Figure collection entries
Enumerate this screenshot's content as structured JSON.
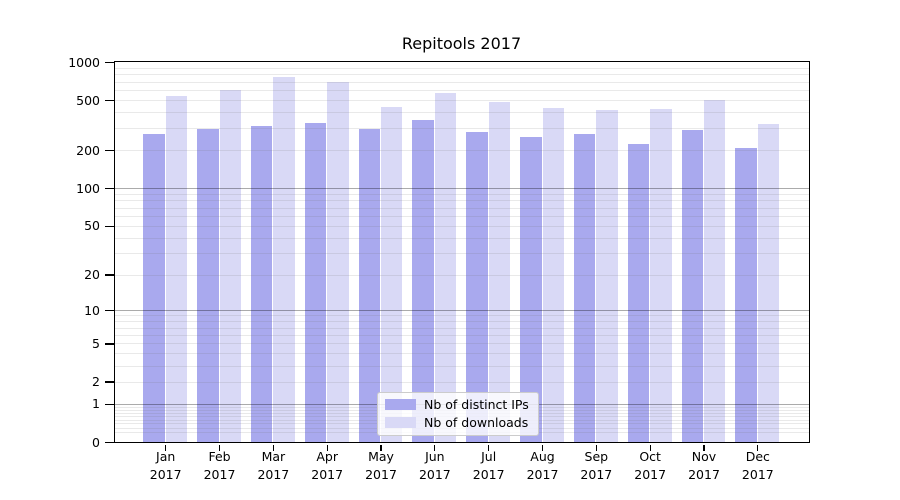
{
  "chart_data": {
    "type": "bar",
    "title": "Repitools 2017",
    "categories": [
      "Jan 2017",
      "Feb 2017",
      "Mar 2017",
      "Apr 2017",
      "May 2017",
      "Jun 2017",
      "Jul 2017",
      "Aug 2017",
      "Sep 2017",
      "Oct 2017",
      "Nov 2017",
      "Dec 2017"
    ],
    "series": [
      {
        "name": "Nb of distinct IPs",
        "color": "#a9a9ee",
        "values": [
          267,
          293,
          314,
          330,
          295,
          346,
          279,
          257,
          267,
          223,
          289,
          207
        ]
      },
      {
        "name": "Nb of downloads",
        "color": "#d9d9f6",
        "values": [
          536,
          597,
          756,
          696,
          442,
          573,
          487,
          431,
          421,
          427,
          498,
          321
        ]
      }
    ],
    "xlabel": "",
    "ylabel": "",
    "y_scale": "log10(value+1)",
    "ylim": [
      0,
      1000
    ],
    "y_ticks": [
      0,
      1,
      2,
      5,
      10,
      20,
      50,
      100,
      200,
      500,
      1000
    ],
    "grid": "major decade lines dark, minor log lines faint, drawn over bars",
    "legend_position": "bottom-center"
  },
  "colors": {
    "background": "#ffffff",
    "axis": "#000000",
    "grid_major": "rgba(0,0,0,0.33)",
    "grid_minor": "rgba(120,120,120,0.16)",
    "legend_border": "#cccccc",
    "legend_background": "rgba(255,255,255,0.8)"
  }
}
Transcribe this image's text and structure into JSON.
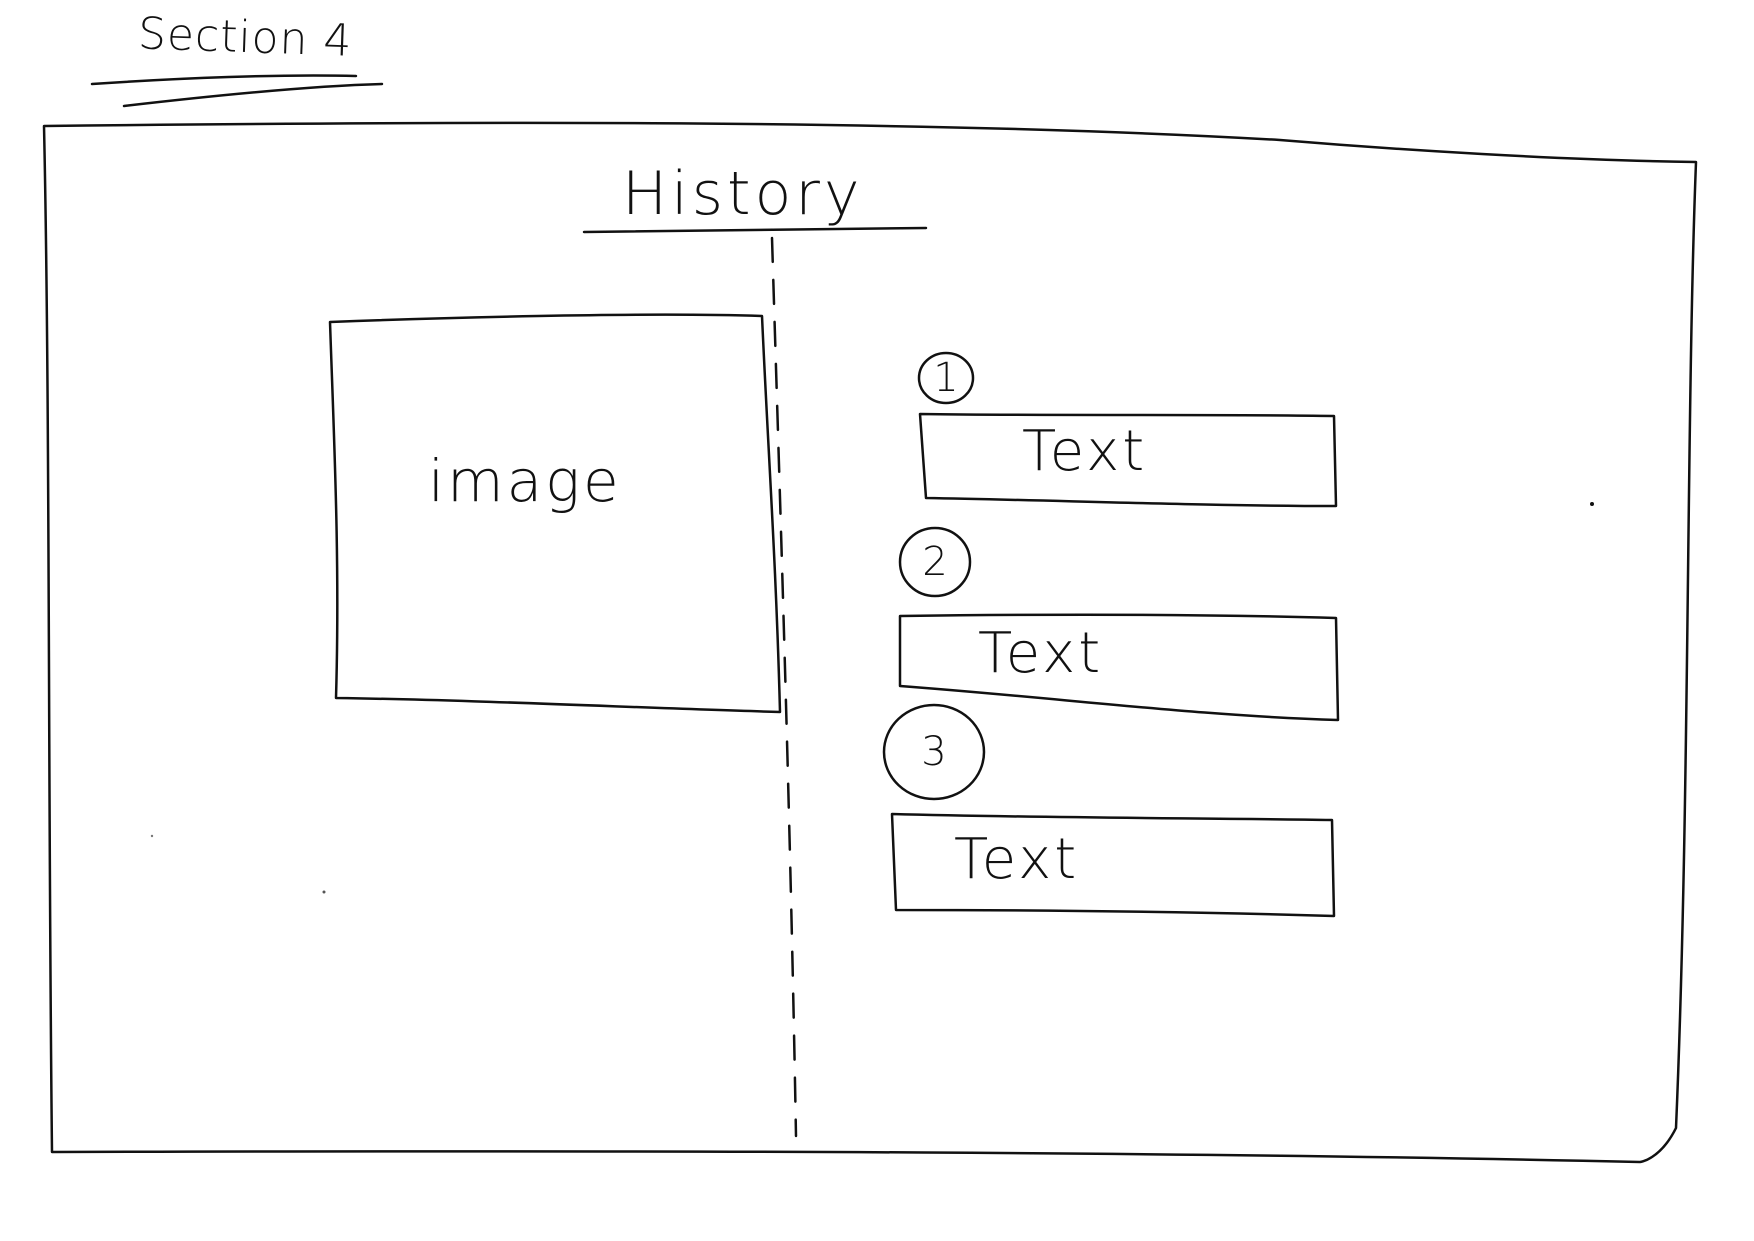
{
  "section_label": "Section 4",
  "page_title": "History",
  "image_placeholder": "image",
  "timeline_items": [
    {
      "number": "1",
      "text": "Text"
    },
    {
      "number": "2",
      "text": "Text"
    },
    {
      "number": "3",
      "text": "Text"
    }
  ],
  "colors": {
    "ink": "#111111",
    "paper": "#ffffff"
  }
}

STATED PROBLEM: Work out how many lines of the data hold the string "name". Reply with that number alone.

RESPONSE: 2